## RECORDS FOR THE TASK
______

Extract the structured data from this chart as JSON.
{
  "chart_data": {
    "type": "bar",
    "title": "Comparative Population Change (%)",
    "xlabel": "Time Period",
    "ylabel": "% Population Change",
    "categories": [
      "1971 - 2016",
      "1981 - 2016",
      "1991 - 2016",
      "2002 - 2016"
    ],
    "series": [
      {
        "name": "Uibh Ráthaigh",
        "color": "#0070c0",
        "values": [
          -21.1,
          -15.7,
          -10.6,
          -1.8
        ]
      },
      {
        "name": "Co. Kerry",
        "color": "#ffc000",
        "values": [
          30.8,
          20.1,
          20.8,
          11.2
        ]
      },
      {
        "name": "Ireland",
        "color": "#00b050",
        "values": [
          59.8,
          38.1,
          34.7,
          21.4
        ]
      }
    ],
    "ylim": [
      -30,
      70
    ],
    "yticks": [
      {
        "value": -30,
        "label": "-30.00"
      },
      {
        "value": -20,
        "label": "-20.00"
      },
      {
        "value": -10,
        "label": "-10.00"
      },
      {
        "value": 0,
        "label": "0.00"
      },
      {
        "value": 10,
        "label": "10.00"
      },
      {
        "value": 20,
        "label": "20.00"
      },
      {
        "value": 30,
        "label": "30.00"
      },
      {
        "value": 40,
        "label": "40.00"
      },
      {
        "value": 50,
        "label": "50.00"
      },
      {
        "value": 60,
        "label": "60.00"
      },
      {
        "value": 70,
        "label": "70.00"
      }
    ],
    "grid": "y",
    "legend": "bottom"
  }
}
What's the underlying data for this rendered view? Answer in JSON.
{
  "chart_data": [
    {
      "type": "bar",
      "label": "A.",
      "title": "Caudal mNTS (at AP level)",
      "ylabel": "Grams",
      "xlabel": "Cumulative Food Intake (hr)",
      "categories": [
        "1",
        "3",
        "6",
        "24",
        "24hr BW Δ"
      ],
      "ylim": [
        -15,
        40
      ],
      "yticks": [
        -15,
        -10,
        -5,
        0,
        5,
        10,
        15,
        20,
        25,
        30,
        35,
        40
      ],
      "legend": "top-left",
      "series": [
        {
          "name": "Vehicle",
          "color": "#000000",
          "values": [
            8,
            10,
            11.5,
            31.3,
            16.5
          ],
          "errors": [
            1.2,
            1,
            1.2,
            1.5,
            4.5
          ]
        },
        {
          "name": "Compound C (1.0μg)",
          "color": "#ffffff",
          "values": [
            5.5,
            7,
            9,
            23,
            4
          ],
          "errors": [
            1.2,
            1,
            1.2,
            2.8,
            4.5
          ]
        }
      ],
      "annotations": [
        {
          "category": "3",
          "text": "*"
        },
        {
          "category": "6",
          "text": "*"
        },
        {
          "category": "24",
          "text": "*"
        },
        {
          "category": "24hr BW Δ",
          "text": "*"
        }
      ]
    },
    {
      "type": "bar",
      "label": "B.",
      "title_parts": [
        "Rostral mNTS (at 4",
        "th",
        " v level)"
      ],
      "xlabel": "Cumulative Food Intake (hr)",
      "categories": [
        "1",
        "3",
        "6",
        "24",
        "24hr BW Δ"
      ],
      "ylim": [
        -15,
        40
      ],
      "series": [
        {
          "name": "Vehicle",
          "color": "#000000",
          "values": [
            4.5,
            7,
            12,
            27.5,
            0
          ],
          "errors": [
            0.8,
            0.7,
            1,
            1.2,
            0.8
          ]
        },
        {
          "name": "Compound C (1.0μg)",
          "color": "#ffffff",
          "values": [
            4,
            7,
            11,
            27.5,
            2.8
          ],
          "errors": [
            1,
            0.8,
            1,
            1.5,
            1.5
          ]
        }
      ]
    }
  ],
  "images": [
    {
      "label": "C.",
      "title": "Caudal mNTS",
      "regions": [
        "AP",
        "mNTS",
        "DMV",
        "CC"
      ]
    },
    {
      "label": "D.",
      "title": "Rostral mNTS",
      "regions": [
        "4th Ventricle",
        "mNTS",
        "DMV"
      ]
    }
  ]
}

______

From the entries above, copy every line where the word "Rostral" shows up.

## ANSWER FOR THE TASK
        "Rostral mNTS (at 4",
      "title": "Rostral mNTS",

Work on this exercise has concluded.